━━━ Supplied data
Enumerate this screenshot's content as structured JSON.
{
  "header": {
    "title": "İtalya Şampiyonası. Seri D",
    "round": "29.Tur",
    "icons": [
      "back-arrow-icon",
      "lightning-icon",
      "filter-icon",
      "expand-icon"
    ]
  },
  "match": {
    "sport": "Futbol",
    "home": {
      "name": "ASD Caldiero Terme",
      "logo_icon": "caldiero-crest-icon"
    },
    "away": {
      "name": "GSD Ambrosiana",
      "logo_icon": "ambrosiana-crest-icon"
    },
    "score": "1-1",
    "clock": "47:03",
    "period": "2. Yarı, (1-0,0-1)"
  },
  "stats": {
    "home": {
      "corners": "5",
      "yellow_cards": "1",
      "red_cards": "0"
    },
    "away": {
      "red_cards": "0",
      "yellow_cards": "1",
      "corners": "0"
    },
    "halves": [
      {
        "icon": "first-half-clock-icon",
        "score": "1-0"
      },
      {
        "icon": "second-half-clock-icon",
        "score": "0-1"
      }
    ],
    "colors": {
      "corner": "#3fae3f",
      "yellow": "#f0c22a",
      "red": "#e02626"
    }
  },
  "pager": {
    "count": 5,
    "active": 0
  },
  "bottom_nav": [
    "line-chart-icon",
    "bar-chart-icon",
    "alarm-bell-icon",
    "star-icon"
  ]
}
━━━━━━
**Exercise aim**
Reproduce the entire listing word for word.

**Worked solution**
Enumerate this screenshot's content as structured JSON.
{
  "header": {
    "title": "İtalya Şampiyonası. Seri D",
    "round": "29.Tur",
    "icons": [
      "back-arrow-icon",
      "lightning-icon",
      "filter-icon",
      "expand-icon"
    ]
  },
  "match": {
    "sport": "Futbol",
    "home": {
      "name": "ASD Caldiero Terme",
      "logo_icon": "caldiero-crest-icon"
    },
    "away": {
      "name": "GSD Ambrosiana",
      "logo_icon": "ambrosiana-crest-icon"
    },
    "score": "1-1",
    "clock": "47:03",
    "period": "2. Yarı, (1-0,0-1)"
  },
  "stats": {
    "home": {
      "corners": "5",
      "yellow_cards": "1",
      "red_cards": "0"
    },
    "away": {
      "red_cards": "0",
      "yellow_cards": "1",
      "corners": "0"
    },
    "halves": [
      {
        "icon": "first-half-clock-icon",
        "score": "1-0"
      },
      {
        "icon": "second-half-clock-icon",
        "score": "0-1"
      }
    ],
    "colors": {
      "corner": "#3fae3f",
      "yellow": "#f0c22a",
      "red": "#e02626"
    }
  },
  "pager": {
    "count": 5,
    "active": 0
  },
  "bottom_nav": [
    "line-chart-icon",
    "bar-chart-icon",
    "alarm-bell-icon",
    "star-icon"
  ]
}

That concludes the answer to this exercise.